[Source data]
<<<<
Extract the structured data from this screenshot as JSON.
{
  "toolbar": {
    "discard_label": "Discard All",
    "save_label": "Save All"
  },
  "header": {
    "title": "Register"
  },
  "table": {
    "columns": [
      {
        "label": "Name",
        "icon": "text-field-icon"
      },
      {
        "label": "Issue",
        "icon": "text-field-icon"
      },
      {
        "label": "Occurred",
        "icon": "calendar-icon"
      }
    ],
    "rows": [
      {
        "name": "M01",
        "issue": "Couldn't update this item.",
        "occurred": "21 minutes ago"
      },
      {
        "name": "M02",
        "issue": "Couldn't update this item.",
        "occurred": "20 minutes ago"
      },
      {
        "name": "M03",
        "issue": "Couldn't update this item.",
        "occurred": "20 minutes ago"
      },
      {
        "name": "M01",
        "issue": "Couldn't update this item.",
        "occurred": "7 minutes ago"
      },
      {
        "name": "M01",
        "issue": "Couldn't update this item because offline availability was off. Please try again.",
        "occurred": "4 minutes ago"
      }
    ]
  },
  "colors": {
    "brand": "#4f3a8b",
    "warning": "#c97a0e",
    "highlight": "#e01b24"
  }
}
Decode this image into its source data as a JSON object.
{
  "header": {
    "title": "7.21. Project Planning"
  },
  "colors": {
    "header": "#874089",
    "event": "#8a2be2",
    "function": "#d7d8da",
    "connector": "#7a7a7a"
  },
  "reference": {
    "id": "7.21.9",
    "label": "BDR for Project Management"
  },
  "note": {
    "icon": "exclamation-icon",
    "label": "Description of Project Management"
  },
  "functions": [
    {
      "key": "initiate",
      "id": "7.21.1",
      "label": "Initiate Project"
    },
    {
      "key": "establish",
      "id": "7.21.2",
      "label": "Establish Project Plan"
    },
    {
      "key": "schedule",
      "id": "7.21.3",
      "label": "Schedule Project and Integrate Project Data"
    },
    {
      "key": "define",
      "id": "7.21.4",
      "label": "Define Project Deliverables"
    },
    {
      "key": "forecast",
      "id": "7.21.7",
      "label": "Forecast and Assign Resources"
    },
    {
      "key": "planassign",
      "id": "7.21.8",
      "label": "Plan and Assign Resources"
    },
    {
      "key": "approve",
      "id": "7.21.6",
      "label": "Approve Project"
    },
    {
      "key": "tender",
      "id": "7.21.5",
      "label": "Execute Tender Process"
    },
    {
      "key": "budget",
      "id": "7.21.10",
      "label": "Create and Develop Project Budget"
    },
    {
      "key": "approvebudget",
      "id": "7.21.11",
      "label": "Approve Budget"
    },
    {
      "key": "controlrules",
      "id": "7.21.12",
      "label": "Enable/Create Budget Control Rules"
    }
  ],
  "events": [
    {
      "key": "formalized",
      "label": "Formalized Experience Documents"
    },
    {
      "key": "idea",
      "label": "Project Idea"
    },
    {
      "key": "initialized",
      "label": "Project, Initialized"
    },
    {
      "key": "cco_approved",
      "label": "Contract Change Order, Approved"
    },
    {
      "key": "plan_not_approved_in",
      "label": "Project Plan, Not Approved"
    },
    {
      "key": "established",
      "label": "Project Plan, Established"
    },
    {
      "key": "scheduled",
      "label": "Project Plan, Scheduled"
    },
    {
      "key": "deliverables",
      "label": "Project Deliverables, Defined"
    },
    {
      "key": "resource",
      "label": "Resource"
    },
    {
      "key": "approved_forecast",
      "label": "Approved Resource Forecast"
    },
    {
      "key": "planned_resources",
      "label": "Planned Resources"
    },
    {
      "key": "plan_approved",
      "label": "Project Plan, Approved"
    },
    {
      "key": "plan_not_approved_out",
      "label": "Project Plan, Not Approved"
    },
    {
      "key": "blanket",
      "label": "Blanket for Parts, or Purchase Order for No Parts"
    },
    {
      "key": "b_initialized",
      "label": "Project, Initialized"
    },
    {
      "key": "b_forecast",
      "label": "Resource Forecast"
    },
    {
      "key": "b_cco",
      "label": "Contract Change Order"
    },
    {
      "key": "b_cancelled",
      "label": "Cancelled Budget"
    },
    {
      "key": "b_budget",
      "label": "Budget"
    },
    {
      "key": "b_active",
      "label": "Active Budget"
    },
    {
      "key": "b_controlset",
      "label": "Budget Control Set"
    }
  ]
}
>>>>
== Goal ==
Go through the records and copy each line with "JSON" in it.

== Written reply ==
Extract the structured data from this screenshot as JSON.
Decode this image into its source data as a JSON object.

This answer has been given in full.